Exercise brief
Quote every line as written. Omit pictures.

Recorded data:
◇ ◇ ◇ ◇ ◇ ◇ ◇

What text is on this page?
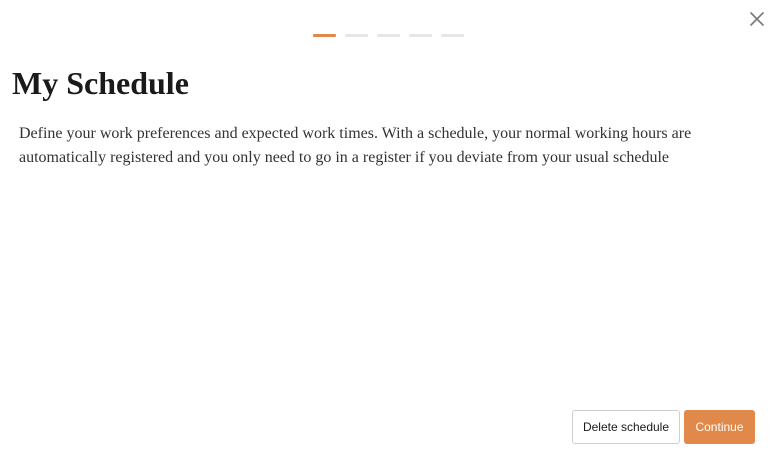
My Schedule

Define your work preferences and expected work times. With a schedule, your normal working hours are automatically registered and you only need to go in a register if you deviate from your usual schedule

Delete schedule	Continue
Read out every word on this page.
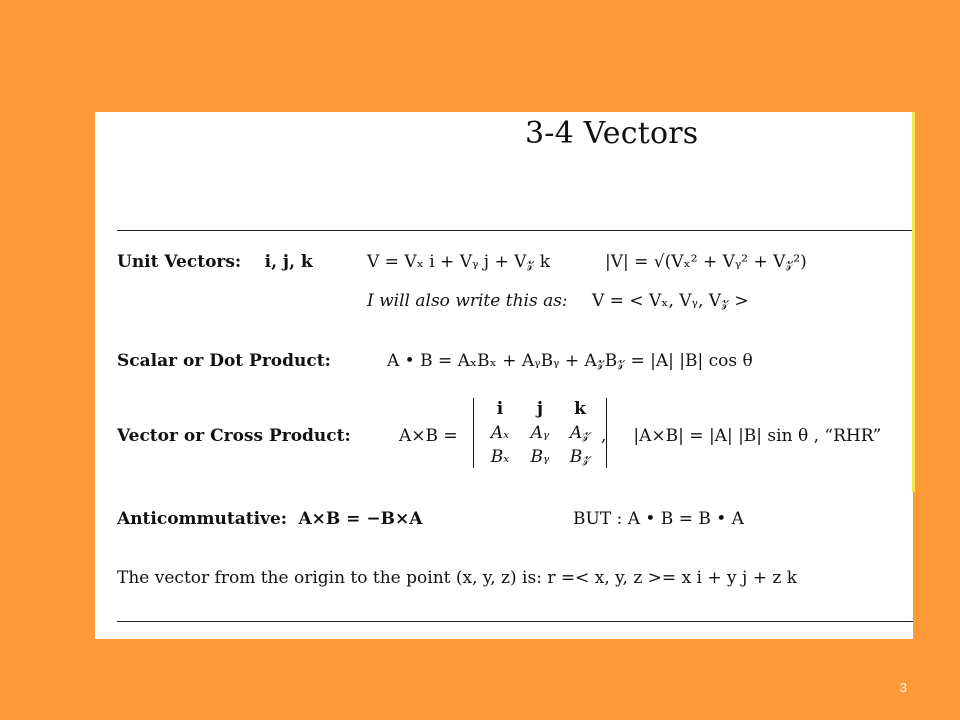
3-4 Vectors
Unit Vectors: i, j, k	V = Vₓ i + Vᵧ j + V𝓏 k	|V| = √(Vₓ² + Vᵧ² + V𝓏²)
I will also write this as: V = < Vₓ, Vᵧ, V𝓏 >
Scalar or Dot Product:	A • B = AₓBₓ + AᵧBᵧ + A𝓏B𝓏 = |A| |B| cos θ
Vector or Cross Product:	A×B =
i	j	k
Aₓ	Aᵧ	A𝓏
Bₓ	Bᵧ	B𝓏
,     |A×B| = |A| |B| sin θ , “RHR”
Anticommutative: A×B = −B×A	BUT : A • B = B • A
The vector from the origin to the point (x, y, z) is: r =< x, y, z >= x i + y j + z k
3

◇ ◇ ◇ ◇ ◇ ◇ ◇

Task result
What text is on this page?
My Schedule

Define your work preferences and expected work times. With a schedule, your normal working hours are automatically registered and you only need to go in a register if you deviate from your usual schedule

Delete schedule	Continue
Read out every word on this page.
3-4 Vectors
Unit Vectors: i, j, k	V = Vₓ i + Vᵧ j + V𝓏 k	|V| = √(Vₓ² + Vᵧ² + V𝓏²)
I will also write this as: V = < Vₓ, Vᵧ, V𝓏 >
Scalar or Dot Product:	A • B = AₓBₓ + AᵧBᵧ + A𝓏B𝓏 = |A| |B| cos θ
Vector or Cross Product:	A×B =
i	j	k
Aₓ	Aᵧ	A𝓏
Bₓ	Bᵧ	B𝓏
,     |A×B| = |A| |B| sin θ , “RHR”
Anticommutative: A×B = −B×A	BUT : A • B = B • A
The vector from the origin to the point (x, y, z) is: r =< x, y, z >= x i + y j + z k
3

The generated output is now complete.